### Information shown
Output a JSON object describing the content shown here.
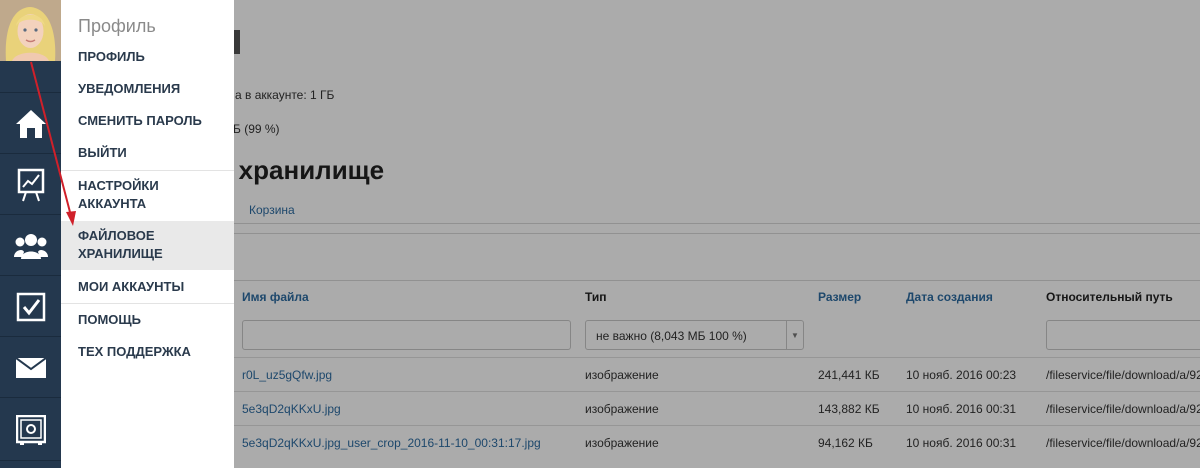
{
  "sidebar": {
    "avatar_alt": "user-avatar",
    "nav": [
      {
        "icon": "home-icon"
      },
      {
        "icon": "chart-board-icon"
      },
      {
        "icon": "users-icon"
      },
      {
        "icon": "checkbox-icon"
      },
      {
        "icon": "mail-icon"
      },
      {
        "icon": "safe-icon"
      }
    ]
  },
  "page": {
    "quota_text": "а в аккаунте: 1 ГБ",
    "used_text": "Б (99 %)",
    "title": "е хранилище",
    "tab_trash": "Корзина",
    "table": {
      "headers": {
        "name": "Имя файла",
        "type": "Тип",
        "size": "Размер",
        "created": "Дата создания",
        "path": "Относительный путь"
      },
      "type_filter_value": "не важно (8,043 МБ 100 %)",
      "rows": [
        {
          "name": "r0L_uz5gQfw.jpg",
          "type": "изображение",
          "size": "241,441 КБ",
          "created": "10 нояб. 2016 00:23",
          "path": "/fileservice/file/download/a/92"
        },
        {
          "name": "5e3qD2qKKxU.jpg",
          "type": "изображение",
          "size": "143,882 КБ",
          "created": "10 нояб. 2016 00:31",
          "path": "/fileservice/file/download/a/92"
        },
        {
          "name": "5e3qD2qKKxU.jpg_user_crop_2016-11-10_00:31:17.jpg",
          "type": "изображение",
          "size": "94,162 КБ",
          "created": "10 нояб. 2016 00:31",
          "path": "/fileservice/file/download/a/92"
        }
      ]
    }
  },
  "menu": {
    "title": "Профиль",
    "items": [
      {
        "label": "ПРОФИЛЬ"
      },
      {
        "label": "УВЕДОМЛЕНИЯ"
      },
      {
        "label": "СМЕНИТЬ ПАРОЛЬ"
      },
      {
        "label": "ВЫЙТИ"
      },
      {
        "label": "НАСТРОЙКИ АККАУНТА"
      },
      {
        "label": "ФАЙЛОВОЕ ХРАНИЛИЩЕ"
      },
      {
        "label": "МОИ АККАУНТЫ"
      },
      {
        "label": "ПОМОЩЬ"
      },
      {
        "label": "ТЕХ ПОДДЕРЖКА"
      }
    ],
    "active_item": "ФАЙЛОВОЕ ХРАНИЛИЩЕ"
  },
  "colors": {
    "sidebar_bg": "#24384e",
    "link": "#2d6ca2",
    "menu_text": "#2a3a4c",
    "arrow": "#d0202a"
  }
}
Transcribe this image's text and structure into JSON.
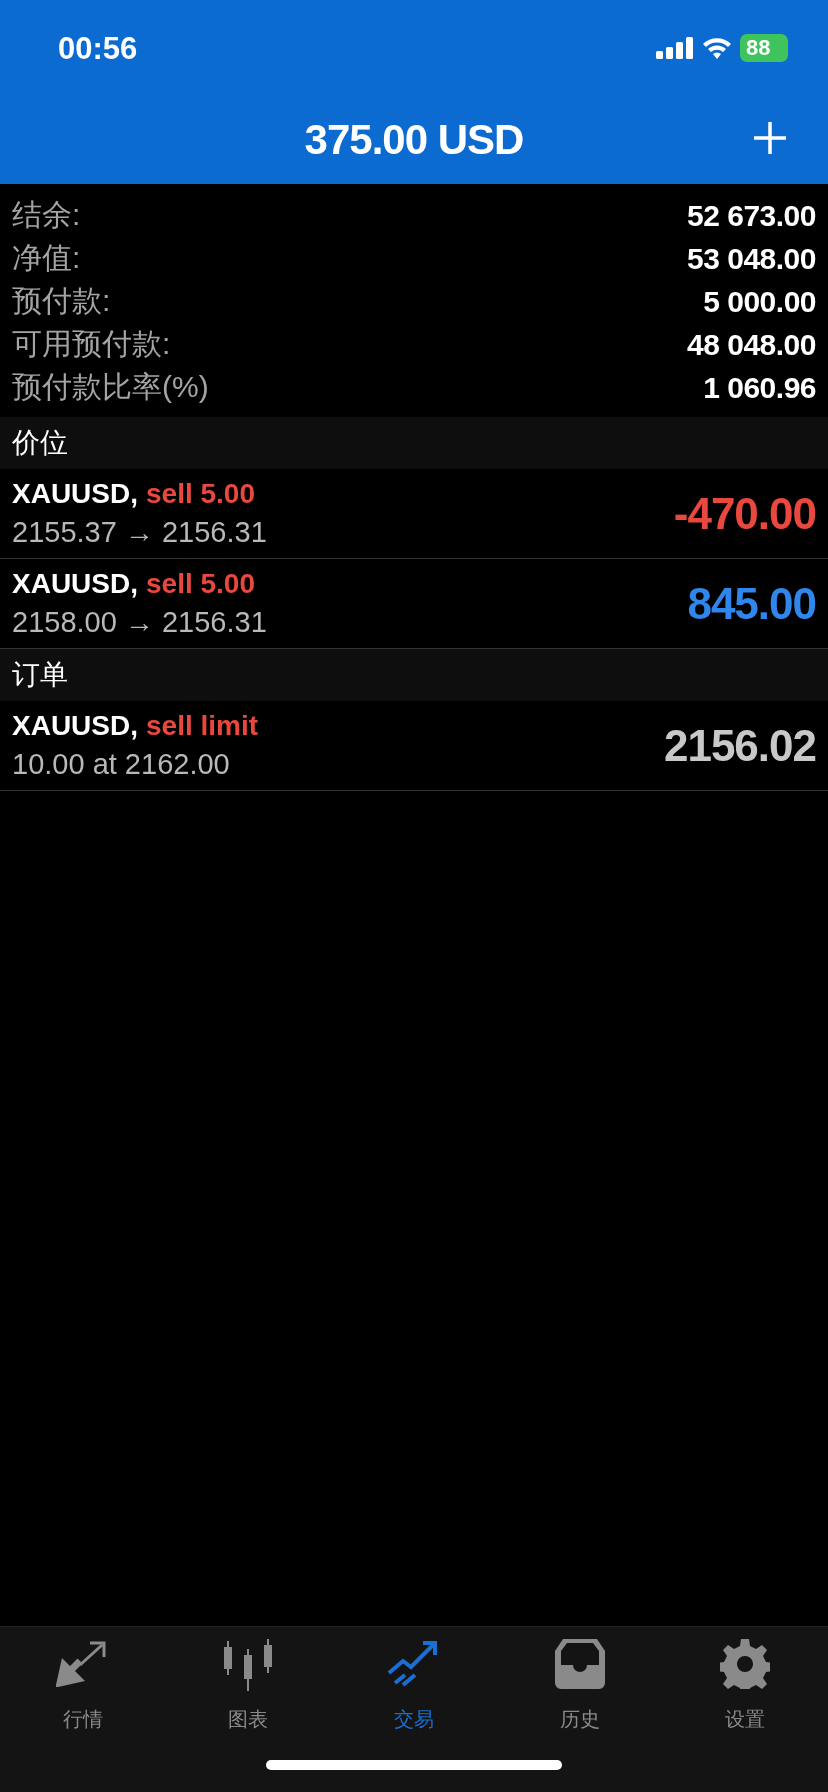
{
  "status_bar": {
    "time": "00:56",
    "battery": "88"
  },
  "header": {
    "title": "375.00 USD"
  },
  "summary": [
    {
      "label": "结余:",
      "value": "52 673.00"
    },
    {
      "label": "净值:",
      "value": "53 048.00"
    },
    {
      "label": "预付款:",
      "value": "5 000.00"
    },
    {
      "label": "可用预付款:",
      "value": "48 048.00"
    },
    {
      "label": "预付款比率(%)",
      "value": "1 060.96"
    }
  ],
  "sections": [
    {
      "title": "价位",
      "rows": [
        {
          "symbol": "XAUUSD,",
          "action": "sell 5.00",
          "detail": "2155.37 → 2156.31",
          "amount": "-470.00",
          "kind": "loss"
        },
        {
          "symbol": "XAUUSD,",
          "action": "sell 5.00",
          "detail": "2158.00 → 2156.31",
          "amount": "845.00",
          "kind": "profit"
        }
      ]
    },
    {
      "title": "订单",
      "rows": [
        {
          "symbol": "XAUUSD,",
          "action": "sell limit",
          "detail": "10.00 at 2162.00",
          "amount": "2156.02",
          "kind": "price"
        }
      ]
    }
  ],
  "tab_bar": [
    {
      "label": "行情",
      "selected": false
    },
    {
      "label": "图表",
      "selected": false
    },
    {
      "label": "交易",
      "selected": true
    },
    {
      "label": "历史",
      "selected": false
    },
    {
      "label": "设置",
      "selected": false
    }
  ]
}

### Required work
Where does the word "icon" appear in the listing? List each line that holds it.

### Output for this exercise
        "icon": "home-icon"
        "icon": "chart-board-icon"
        "icon": "users-icon"
        "icon": "checkbox-icon"
        "icon": "mail-icon"
        "icon": "safe-icon"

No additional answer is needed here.